**Task requirements:** Give only the number of lines in the records below that contain the word "long".

**Material to process:**
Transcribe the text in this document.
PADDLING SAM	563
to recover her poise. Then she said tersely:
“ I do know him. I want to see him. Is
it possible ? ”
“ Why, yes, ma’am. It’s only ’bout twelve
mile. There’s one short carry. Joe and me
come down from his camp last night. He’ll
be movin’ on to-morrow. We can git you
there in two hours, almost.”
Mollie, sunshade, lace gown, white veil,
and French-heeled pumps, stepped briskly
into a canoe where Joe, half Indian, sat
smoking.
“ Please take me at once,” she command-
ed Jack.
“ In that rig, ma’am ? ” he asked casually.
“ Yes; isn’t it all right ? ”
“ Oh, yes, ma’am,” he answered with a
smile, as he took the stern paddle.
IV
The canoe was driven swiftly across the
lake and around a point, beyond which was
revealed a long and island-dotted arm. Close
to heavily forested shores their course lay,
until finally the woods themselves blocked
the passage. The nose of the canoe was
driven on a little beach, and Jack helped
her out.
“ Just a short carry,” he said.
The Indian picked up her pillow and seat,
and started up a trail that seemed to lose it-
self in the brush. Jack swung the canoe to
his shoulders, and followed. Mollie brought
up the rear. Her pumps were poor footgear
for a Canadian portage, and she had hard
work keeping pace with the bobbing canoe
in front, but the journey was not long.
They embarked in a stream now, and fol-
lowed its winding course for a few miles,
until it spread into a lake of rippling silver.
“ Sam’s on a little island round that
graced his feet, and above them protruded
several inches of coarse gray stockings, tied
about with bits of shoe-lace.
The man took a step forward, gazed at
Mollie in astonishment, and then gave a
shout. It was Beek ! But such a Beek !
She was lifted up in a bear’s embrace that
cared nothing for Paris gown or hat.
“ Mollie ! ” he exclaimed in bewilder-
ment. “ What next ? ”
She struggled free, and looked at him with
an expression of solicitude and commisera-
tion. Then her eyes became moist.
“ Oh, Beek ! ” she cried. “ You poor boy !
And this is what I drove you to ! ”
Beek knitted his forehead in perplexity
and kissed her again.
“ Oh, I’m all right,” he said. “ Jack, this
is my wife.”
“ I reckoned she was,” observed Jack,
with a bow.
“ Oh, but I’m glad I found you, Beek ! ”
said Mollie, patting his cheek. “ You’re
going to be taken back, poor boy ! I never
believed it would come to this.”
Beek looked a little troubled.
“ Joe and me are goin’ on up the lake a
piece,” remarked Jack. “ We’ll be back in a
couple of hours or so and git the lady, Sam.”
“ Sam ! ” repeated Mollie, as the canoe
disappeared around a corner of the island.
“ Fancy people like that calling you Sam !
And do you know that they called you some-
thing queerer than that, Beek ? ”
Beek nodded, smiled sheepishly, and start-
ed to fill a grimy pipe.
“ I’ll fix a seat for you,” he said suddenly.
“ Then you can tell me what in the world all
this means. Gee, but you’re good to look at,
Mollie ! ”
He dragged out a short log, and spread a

**Answer to this exercise:** 2